* _Available data_:
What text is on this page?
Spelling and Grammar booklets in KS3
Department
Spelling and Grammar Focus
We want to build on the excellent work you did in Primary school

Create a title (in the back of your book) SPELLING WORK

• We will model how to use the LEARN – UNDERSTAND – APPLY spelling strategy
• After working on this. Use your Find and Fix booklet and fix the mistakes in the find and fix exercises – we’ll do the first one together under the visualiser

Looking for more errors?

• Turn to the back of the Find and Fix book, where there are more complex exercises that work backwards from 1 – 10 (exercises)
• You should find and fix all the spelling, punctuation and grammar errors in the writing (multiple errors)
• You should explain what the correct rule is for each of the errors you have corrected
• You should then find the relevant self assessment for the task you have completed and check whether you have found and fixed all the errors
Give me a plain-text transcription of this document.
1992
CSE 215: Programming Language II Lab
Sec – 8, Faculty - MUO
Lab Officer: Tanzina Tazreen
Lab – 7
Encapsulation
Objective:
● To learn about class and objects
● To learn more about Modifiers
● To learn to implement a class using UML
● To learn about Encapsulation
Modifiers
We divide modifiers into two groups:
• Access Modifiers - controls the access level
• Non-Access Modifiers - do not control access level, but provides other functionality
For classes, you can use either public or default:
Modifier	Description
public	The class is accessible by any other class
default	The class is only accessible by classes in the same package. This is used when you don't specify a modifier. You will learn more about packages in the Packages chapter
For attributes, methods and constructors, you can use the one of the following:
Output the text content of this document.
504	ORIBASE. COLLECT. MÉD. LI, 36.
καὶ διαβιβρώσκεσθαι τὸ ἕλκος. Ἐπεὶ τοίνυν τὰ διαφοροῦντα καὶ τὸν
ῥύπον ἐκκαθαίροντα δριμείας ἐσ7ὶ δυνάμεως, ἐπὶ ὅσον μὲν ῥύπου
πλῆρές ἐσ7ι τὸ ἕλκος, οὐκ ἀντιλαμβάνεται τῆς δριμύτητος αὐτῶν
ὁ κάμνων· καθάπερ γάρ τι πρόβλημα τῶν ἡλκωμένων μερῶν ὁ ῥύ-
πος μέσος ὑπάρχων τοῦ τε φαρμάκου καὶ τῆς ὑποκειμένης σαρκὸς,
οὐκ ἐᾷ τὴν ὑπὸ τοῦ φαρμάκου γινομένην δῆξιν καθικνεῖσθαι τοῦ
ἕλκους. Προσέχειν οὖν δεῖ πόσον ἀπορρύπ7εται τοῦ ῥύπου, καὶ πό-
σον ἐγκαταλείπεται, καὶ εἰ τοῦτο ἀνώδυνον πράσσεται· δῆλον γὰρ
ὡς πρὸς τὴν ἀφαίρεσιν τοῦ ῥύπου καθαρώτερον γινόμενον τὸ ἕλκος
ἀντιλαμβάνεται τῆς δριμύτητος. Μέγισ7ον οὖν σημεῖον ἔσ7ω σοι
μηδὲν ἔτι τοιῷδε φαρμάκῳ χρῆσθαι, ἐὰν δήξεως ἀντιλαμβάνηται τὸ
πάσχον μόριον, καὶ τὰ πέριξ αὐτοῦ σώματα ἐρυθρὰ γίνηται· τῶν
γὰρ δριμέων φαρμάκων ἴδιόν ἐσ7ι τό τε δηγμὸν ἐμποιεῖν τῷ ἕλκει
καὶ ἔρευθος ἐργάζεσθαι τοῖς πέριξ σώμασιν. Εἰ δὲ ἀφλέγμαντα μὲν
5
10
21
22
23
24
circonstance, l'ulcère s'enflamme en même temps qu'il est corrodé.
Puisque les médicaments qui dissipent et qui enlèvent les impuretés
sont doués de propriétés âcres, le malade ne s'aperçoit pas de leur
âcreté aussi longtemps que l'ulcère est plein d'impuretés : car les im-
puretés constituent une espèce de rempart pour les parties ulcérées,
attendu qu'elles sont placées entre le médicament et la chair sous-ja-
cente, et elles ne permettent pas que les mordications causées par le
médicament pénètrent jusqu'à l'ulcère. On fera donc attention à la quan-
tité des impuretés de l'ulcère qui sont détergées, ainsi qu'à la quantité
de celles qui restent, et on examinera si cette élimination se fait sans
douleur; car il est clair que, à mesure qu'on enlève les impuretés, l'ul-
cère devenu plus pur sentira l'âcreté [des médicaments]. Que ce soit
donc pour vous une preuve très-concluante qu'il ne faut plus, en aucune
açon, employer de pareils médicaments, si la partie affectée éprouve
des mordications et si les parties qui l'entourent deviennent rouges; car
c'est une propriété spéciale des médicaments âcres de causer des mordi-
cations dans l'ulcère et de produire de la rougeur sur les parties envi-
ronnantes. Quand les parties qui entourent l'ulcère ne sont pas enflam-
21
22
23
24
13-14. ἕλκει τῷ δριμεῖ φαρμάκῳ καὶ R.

* _Directions_: Copy down the whole of the data above, matching it exactly.

* _Exercise response_:
What text is on this page?
Spelling and Grammar booklets in KS3
Department
Spelling and Grammar Focus
We want to build on the excellent work you did in Primary school

Create a title (in the back of your book) SPELLING WORK

• We will model how to use the LEARN – UNDERSTAND – APPLY spelling strategy
• After working on this. Use your Find and Fix booklet and fix the mistakes in the find and fix exercises – we’ll do the first one together under the visualiser

Looking for more errors?

• Turn to the back of the Find and Fix book, where there are more complex exercises that work backwards from 1 – 10 (exercises)
• You should find and fix all the spelling, punctuation and grammar errors in the writing (multiple errors)
• You should explain what the correct rule is for each of the errors you have corrected
• You should then find the relevant self assessment for the task you have completed and check whether you have found and fixed all the errors
Give me a plain-text transcription of this document.
1992
CSE 215: Programming Language II Lab
Sec – 8, Faculty - MUO
Lab Officer: Tanzina Tazreen
Lab – 7
Encapsulation
Objective:
● To learn about class and objects
● To learn more about Modifiers
● To learn to implement a class using UML
● To learn about Encapsulation
Modifiers
We divide modifiers into two groups:
• Access Modifiers - controls the access level
• Non-Access Modifiers - do not control access level, but provides other functionality
For classes, you can use either public or default:
Modifier	Description
public	The class is accessible by any other class
default	The class is only accessible by classes in the same package. This is used when you don't specify a modifier. You will learn more about packages in the Packages chapter
For attributes, methods and constructors, you can use the one of the following:
Output the text content of this document.
504	ORIBASE. COLLECT. MÉD. LI, 36.
καὶ διαβιβρώσκεσθαι τὸ ἕλκος. Ἐπεὶ τοίνυν τὰ διαφοροῦντα καὶ τὸν
ῥύπον ἐκκαθαίροντα δριμείας ἐσ7ὶ δυνάμεως, ἐπὶ ὅσον μὲν ῥύπου
πλῆρές ἐσ7ι τὸ ἕλκος, οὐκ ἀντιλαμβάνεται τῆς δριμύτητος αὐτῶν
ὁ κάμνων· καθάπερ γάρ τι πρόβλημα τῶν ἡλκωμένων μερῶν ὁ ῥύ-
πος μέσος ὑπάρχων τοῦ τε φαρμάκου καὶ τῆς ὑποκειμένης σαρκὸς,
οὐκ ἐᾷ τὴν ὑπὸ τοῦ φαρμάκου γινομένην δῆξιν καθικνεῖσθαι τοῦ
ἕλκους. Προσέχειν οὖν δεῖ πόσον ἀπορρύπ7εται τοῦ ῥύπου, καὶ πό-
σον ἐγκαταλείπεται, καὶ εἰ τοῦτο ἀνώδυνον πράσσεται· δῆλον γὰρ
ὡς πρὸς τὴν ἀφαίρεσιν τοῦ ῥύπου καθαρώτερον γινόμενον τὸ ἕλκος
ἀντιλαμβάνεται τῆς δριμύτητος. Μέγισ7ον οὖν σημεῖον ἔσ7ω σοι
μηδὲν ἔτι τοιῷδε φαρμάκῳ χρῆσθαι, ἐὰν δήξεως ἀντιλαμβάνηται τὸ
πάσχον μόριον, καὶ τὰ πέριξ αὐτοῦ σώματα ἐρυθρὰ γίνηται· τῶν
γὰρ δριμέων φαρμάκων ἴδιόν ἐσ7ι τό τε δηγμὸν ἐμποιεῖν τῷ ἕλκει
καὶ ἔρευθος ἐργάζεσθαι τοῖς πέριξ σώμασιν. Εἰ δὲ ἀφλέγμαντα μὲν
5
10
21
22
23
24
circonstance, l'ulcère s'enflamme en même temps qu'il est corrodé.
Puisque les médicaments qui dissipent et qui enlèvent les impuretés
sont doués de propriétés âcres, le malade ne s'aperçoit pas de leur
âcreté aussi longtemps que l'ulcère est plein d'impuretés : car les im-
puretés constituent une espèce de rempart pour les parties ulcérées,
attendu qu'elles sont placées entre le médicament et la chair sous-ja-
cente, et elles ne permettent pas que les mordications causées par le
médicament pénètrent jusqu'à l'ulcère. On fera donc attention à la quan-
tité des impuretés de l'ulcère qui sont détergées, ainsi qu'à la quantité
de celles qui restent, et on examinera si cette élimination se fait sans
douleur; car il est clair que, à mesure qu'on enlève les impuretés, l'ul-
cère devenu plus pur sentira l'âcreté [des médicaments]. Que ce soit
donc pour vous une preuve très-concluante qu'il ne faut plus, en aucune
açon, employer de pareils médicaments, si la partie affectée éprouve
des mordications et si les parties qui l'entourent deviennent rouges; car
c'est une propriété spéciale des médicaments âcres de causer des mordi-
cations dans l'ulcère et de produire de la rougeur sur les parties envi-
ronnantes. Quand les parties qui entourent l'ulcère ne sont pas enflam-
21
22
23
24
13-14. ἕλκει τῷ δριμεῖ φαρμάκῳ καὶ R.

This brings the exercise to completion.